■ **Exercise requirements**:
Give all of the lines again, with nothing added or dropped.

■ **Recorded data**:

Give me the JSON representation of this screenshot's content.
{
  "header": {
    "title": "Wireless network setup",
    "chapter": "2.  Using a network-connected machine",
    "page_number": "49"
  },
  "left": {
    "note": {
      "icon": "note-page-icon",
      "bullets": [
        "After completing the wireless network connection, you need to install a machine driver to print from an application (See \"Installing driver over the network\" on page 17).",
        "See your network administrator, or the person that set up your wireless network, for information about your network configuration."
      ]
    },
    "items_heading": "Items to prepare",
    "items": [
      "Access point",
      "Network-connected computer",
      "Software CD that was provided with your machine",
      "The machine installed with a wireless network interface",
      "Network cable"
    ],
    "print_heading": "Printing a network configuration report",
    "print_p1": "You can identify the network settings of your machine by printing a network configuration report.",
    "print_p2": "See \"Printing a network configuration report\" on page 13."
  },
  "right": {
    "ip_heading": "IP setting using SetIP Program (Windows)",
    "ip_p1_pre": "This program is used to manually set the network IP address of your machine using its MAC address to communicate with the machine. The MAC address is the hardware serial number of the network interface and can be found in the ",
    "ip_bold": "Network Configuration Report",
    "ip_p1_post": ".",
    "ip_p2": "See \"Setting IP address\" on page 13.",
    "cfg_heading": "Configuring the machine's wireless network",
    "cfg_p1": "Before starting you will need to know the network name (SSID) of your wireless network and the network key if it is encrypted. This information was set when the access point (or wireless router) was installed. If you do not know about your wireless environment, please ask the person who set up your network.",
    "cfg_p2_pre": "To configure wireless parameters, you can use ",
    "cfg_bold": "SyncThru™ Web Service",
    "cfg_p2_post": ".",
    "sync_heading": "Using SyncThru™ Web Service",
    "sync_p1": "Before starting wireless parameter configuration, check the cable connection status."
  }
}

■ **Task output**:
Give me the JSON representation of this screenshot's content.
{
  "header": {
    "title": "Wireless network setup",
    "chapter": "2.  Using a network-connected machine",
    "page_number": "49"
  },
  "left": {
    "note": {
      "icon": "note-page-icon",
      "bullets": [
        "After completing the wireless network connection, you need to install a machine driver to print from an application (See \"Installing driver over the network\" on page 17).",
        "See your network administrator, or the person that set up your wireless network, for information about your network configuration."
      ]
    },
    "items_heading": "Items to prepare",
    "items": [
      "Access point",
      "Network-connected computer",
      "Software CD that was provided with your machine",
      "The machine installed with a wireless network interface",
      "Network cable"
    ],
    "print_heading": "Printing a network configuration report",
    "print_p1": "You can identify the network settings of your machine by printing a network configuration report.",
    "print_p2": "See \"Printing a network configuration report\" on page 13."
  },
  "right": {
    "ip_heading": "IP setting using SetIP Program (Windows)",
    "ip_p1_pre": "This program is used to manually set the network IP address of your machine using its MAC address to communicate with the machine. The MAC address is the hardware serial number of the network interface and can be found in the ",
    "ip_bold": "Network Configuration Report",
    "ip_p1_post": ".",
    "ip_p2": "See \"Setting IP address\" on page 13.",
    "cfg_heading": "Configuring the machine's wireless network",
    "cfg_p1": "Before starting you will need to know the network name (SSID) of your wireless network and the network key if it is encrypted. This information was set when the access point (or wireless router) was installed. If you do not know about your wireless environment, please ask the person who set up your network.",
    "cfg_p2_pre": "To configure wireless parameters, you can use ",
    "cfg_bold": "SyncThru™ Web Service",
    "cfg_p2_post": ".",
    "sync_heading": "Using SyncThru™ Web Service",
    "sync_p1": "Before starting wireless parameter configuration, check the cable connection status."
  }
}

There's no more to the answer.